#### BLOCCO DI TESTO

Figure di Vasto, da ricordare
Otello Scipioni
notissimo ristoratore a Londra
(Vasto, 1921 - Londra, 23 giugno 2012)
 
Personaggio eclettico e charmant di livello internazionale.
Cercò fortuna e la trovò a Londra dove, titolare di uno dei ristoranti più affermati del mangiar bene, conseguì successi nella gastronomia diffondendo la cucina di casa nostra.
Non si contano quanti vastesi a Londra,
dove ha sempre risieduto nello stesso quartiere dei Rossetti, sia per lavoro che per diporto hanno trovato accoglienza ed ospitalità dal generoso Otello.

Otello veniva, dal fratello Cornelio, puntualmente a trascorrere l'estate nella sua amata Vasto, dove prima la mamma donna Maria e la sorella Paolina abitavano nel quartiere Croci.

Fonti varie - M.S., agosto 2012

Omaggio e ricordo di Otello Scipioni:
QUANDO A SOHO SI PARLAVA "LU UASTAREULE"

di Nicola D'Adamo, autore del sito: www.noivastesi.blogspot.com - stralcio da art. giugno 2012
....Otello, assieme al fratello Cornelio, nati ambedue nel rione Croci a Vasto, emigrò a Londra nell'immediato dopoguerra, dopo aver frequentato la scuola alberghiera a Roma.
Nel giro di un decennio, passo dopo passo, hanno messo su una catena di ristoranti italiani, dove hanno lavorato molti vastesi.
Alla fine degli anni '60, a Dean Street Soho, si parlava vastese, con la trattoria Da Otello da un lato, La Tavernetta di fronte e la discoteca Les Enfants Terribles, poco più su, con Pino Martella.
In alcuni periodi dell'anno potevi incontrare anche
Claudio Crisci - che poi ha aperto il risotrante "Il Corsaro" a Vasto - intonare le canzoni vastesi e italiane.
Nel 1969 quando misi piede a Londra per la prima volta per imparare l'inglese anch'io mi rivolsi ad Otello che con ampia disponibilità mi fece fare il "commis waiter" (aiuto cameriere) alla prestigiosa Villa Dei Cesari per un paio di mesi. Per me andava benissimo perchè dalle 14 alle 17 facevo il corso d'inglese, dalle 18 alle due di notte lavoravo per lui.
Per capire il livello raggiunto da Otello Scipioni in quel periodo si deve sottolineare che la sua Villa dei Cesari, non lontano dalla Tate Gallery, era uno dei ristoranti più esclusivi e raffinati di Londra. Era molto grande, all'esterno la facciata richiamava l'architettura romana, dava direttamente sul Tamigi - nel senso che mentre mangiavi vedevi scorrere l'acqua sotto la finestra - c'era un'orchestra fissa tutte le sere e tutto il personale vestiva in abiti romani.
La clientela era quella che si poteva permettere di spendere per una serata tanto quanto io commis waiter ricevevo per una settimana di lavoro!. Il ristorante ovviamente era pubblicizzato su tutte le riviste di Londra.

########

ATTIVITÀ DA SVOLGERE =>
**1)** Elenca tutti i locali citati per nome nel testo su Otello Scipioni, siano essi ristoranti, trattorie o discoteche.
**2)** Trascrivi alla lettera il passo del testo su Otello Scipioni che si apre con le parole contenenti "di Nicola D'Adamo, autore" e si chiude con "lavorato molti vastesi.".

#### DATI ARCHIVIATI

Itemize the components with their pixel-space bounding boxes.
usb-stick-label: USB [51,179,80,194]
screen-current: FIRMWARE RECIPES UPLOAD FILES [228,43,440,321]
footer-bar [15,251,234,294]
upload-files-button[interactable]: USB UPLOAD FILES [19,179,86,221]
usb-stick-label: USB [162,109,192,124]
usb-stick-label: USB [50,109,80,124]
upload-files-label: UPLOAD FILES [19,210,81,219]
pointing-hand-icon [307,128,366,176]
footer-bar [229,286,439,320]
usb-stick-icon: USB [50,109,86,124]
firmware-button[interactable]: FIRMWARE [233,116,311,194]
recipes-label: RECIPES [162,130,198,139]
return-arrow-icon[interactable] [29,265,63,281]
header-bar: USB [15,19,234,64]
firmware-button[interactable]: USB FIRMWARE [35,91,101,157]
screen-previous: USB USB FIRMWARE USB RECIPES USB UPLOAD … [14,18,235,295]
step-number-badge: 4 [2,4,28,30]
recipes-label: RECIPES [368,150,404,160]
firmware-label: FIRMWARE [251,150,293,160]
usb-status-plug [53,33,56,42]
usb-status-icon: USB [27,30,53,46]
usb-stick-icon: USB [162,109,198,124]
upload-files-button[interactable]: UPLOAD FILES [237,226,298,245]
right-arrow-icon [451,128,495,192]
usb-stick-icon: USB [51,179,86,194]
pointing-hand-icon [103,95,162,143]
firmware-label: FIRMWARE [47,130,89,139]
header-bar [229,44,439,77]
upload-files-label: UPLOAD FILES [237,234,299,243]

########

RISULTATI PER ATTIVITÀ =>
**1)**
- Da Otello (trattoria)
- La Tavernetta
- Les Enfants Terribles (discoteca)
- Il Corsaro (ristorante)
- Villa Dei Cesari (ristorante)

**2)**
di Nicola D'Adamo, autore del sito: www.noivastesi.blogspot.com - stralcio da art. giugno 2012
....Otello, assieme al fratello Cornelio, nati ambedue nel rione Croci a Vasto, emigrò a Londra nell'immediato dopoguerra, dopo aver frequentato la scuola alberghiera a Roma.
Nel giro di un decennio, passo dopo passo, hanno messo su una catena di ristoranti italiani, dove hanno lavorato molti vastesi.